■ **The records**:
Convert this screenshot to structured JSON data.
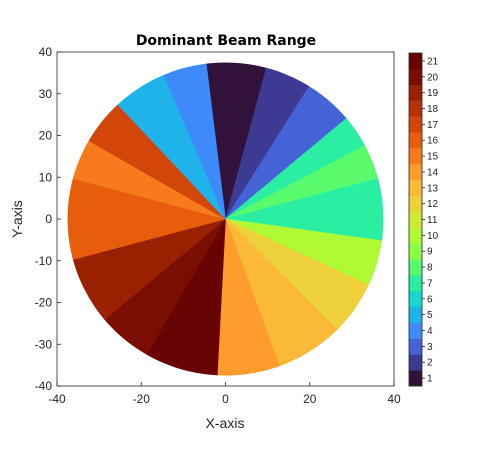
{
  "chart_data": {
    "type": "heatmap",
    "title": "Dominant Beam Range",
    "xlabel": "X-axis",
    "ylabel": "Y-axis",
    "xlim": [
      -40,
      40
    ],
    "ylim": [
      -40,
      40
    ],
    "xticks": [
      -40,
      -20,
      0,
      20,
      40
    ],
    "yticks": [
      -40,
      -30,
      -20,
      -10,
      0,
      10,
      20,
      30,
      40
    ],
    "colorbar": {
      "min": 1,
      "max": 21,
      "ticks": [
        "1",
        "2",
        "3",
        "4",
        "5",
        "6",
        "7",
        "8",
        "9",
        "10",
        "11",
        "12",
        "13",
        "14",
        "15",
        "16",
        "17",
        "18",
        "19",
        "20",
        "21"
      ],
      "colors": [
        "#30123b",
        "#3d3a94",
        "#4662d7",
        "#3e8afa",
        "#1fb3e9",
        "#18d6cb",
        "#2aefa2",
        "#59fb6c",
        "#8dff43",
        "#b0f935",
        "#d1e935",
        "#edd03a",
        "#fbb938",
        "#fe9b2d",
        "#f77b1c",
        "#e85d0c",
        "#d2460a",
        "#b93205",
        "#9a2002",
        "#7a0e02",
        "#680403"
      ],
      "location": "right"
    },
    "regions": [
      {
        "angle_from": 75,
        "angle_to": 97,
        "value": 1,
        "note": "top center strip"
      },
      {
        "angle_from": 58,
        "angle_to": 75,
        "value": 2
      },
      {
        "angle_from": 40,
        "angle_to": 58,
        "value": 3
      },
      {
        "angle_from": 28,
        "angle_to": 40,
        "value": 7
      },
      {
        "angle_from": 15,
        "angle_to": 28,
        "value": 8
      },
      {
        "angle_from": -8,
        "angle_to": 15,
        "value": 7
      },
      {
        "angle_from": -25,
        "angle_to": -8,
        "value": 10
      },
      {
        "angle_from": -45,
        "angle_to": -25,
        "value": 12
      },
      {
        "angle_from": -70,
        "angle_to": -45,
        "value": 13
      },
      {
        "angle_from": -93,
        "angle_to": -70,
        "value": 14
      },
      {
        "angle_from": -120,
        "angle_to": -93,
        "value": 21
      },
      {
        "angle_from": -140,
        "angle_to": -120,
        "value": 20
      },
      {
        "angle_from": -165,
        "angle_to": -140,
        "value": 19
      },
      {
        "angle_from": 165,
        "angle_to": 195,
        "value": 16
      },
      {
        "angle_from": 150,
        "angle_to": 165,
        "value": 15
      },
      {
        "angle_from": 133,
        "angle_to": 150,
        "value": 17
      },
      {
        "angle_from": 113,
        "angle_to": 133,
        "value": 5
      },
      {
        "angle_from": 97,
        "angle_to": 113,
        "value": 4
      }
    ]
  }
}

■ **Task details**: Go through the data above and transcribe it in full, omitting any image.

■ **Result for this exercise**:
Convert this screenshot to structured JSON data.
{
  "chart_data": {
    "type": "heatmap",
    "title": "Dominant Beam Range",
    "xlabel": "X-axis",
    "ylabel": "Y-axis",
    "xlim": [
      -40,
      40
    ],
    "ylim": [
      -40,
      40
    ],
    "xticks": [
      -40,
      -20,
      0,
      20,
      40
    ],
    "yticks": [
      -40,
      -30,
      -20,
      -10,
      0,
      10,
      20,
      30,
      40
    ],
    "colorbar": {
      "min": 1,
      "max": 21,
      "ticks": [
        "1",
        "2",
        "3",
        "4",
        "5",
        "6",
        "7",
        "8",
        "9",
        "10",
        "11",
        "12",
        "13",
        "14",
        "15",
        "16",
        "17",
        "18",
        "19",
        "20",
        "21"
      ],
      "colors": [
        "#30123b",
        "#3d3a94",
        "#4662d7",
        "#3e8afa",
        "#1fb3e9",
        "#18d6cb",
        "#2aefa2",
        "#59fb6c",
        "#8dff43",
        "#b0f935",
        "#d1e935",
        "#edd03a",
        "#fbb938",
        "#fe9b2d",
        "#f77b1c",
        "#e85d0c",
        "#d2460a",
        "#b93205",
        "#9a2002",
        "#7a0e02",
        "#680403"
      ],
      "location": "right"
    },
    "regions": [
      {
        "angle_from": 75,
        "angle_to": 97,
        "value": 1,
        "note": "top center strip"
      },
      {
        "angle_from": 58,
        "angle_to": 75,
        "value": 2
      },
      {
        "angle_from": 40,
        "angle_to": 58,
        "value": 3
      },
      {
        "angle_from": 28,
        "angle_to": 40,
        "value": 7
      },
      {
        "angle_from": 15,
        "angle_to": 28,
        "value": 8
      },
      {
        "angle_from": -8,
        "angle_to": 15,
        "value": 7
      },
      {
        "angle_from": -25,
        "angle_to": -8,
        "value": 10
      },
      {
        "angle_from": -45,
        "angle_to": -25,
        "value": 12
      },
      {
        "angle_from": -70,
        "angle_to": -45,
        "value": 13
      },
      {
        "angle_from": -93,
        "angle_to": -70,
        "value": 14
      },
      {
        "angle_from": -120,
        "angle_to": -93,
        "value": 21
      },
      {
        "angle_from": -140,
        "angle_to": -120,
        "value": 20
      },
      {
        "angle_from": -165,
        "angle_to": -140,
        "value": 19
      },
      {
        "angle_from": 165,
        "angle_to": 195,
        "value": 16
      },
      {
        "angle_from": 150,
        "angle_to": 165,
        "value": 15
      },
      {
        "angle_from": 133,
        "angle_to": 150,
        "value": 17
      },
      {
        "angle_from": 113,
        "angle_to": 133,
        "value": 5
      },
      {
        "angle_from": 97,
        "angle_to": 113,
        "value": 4
      }
    ]
  }
}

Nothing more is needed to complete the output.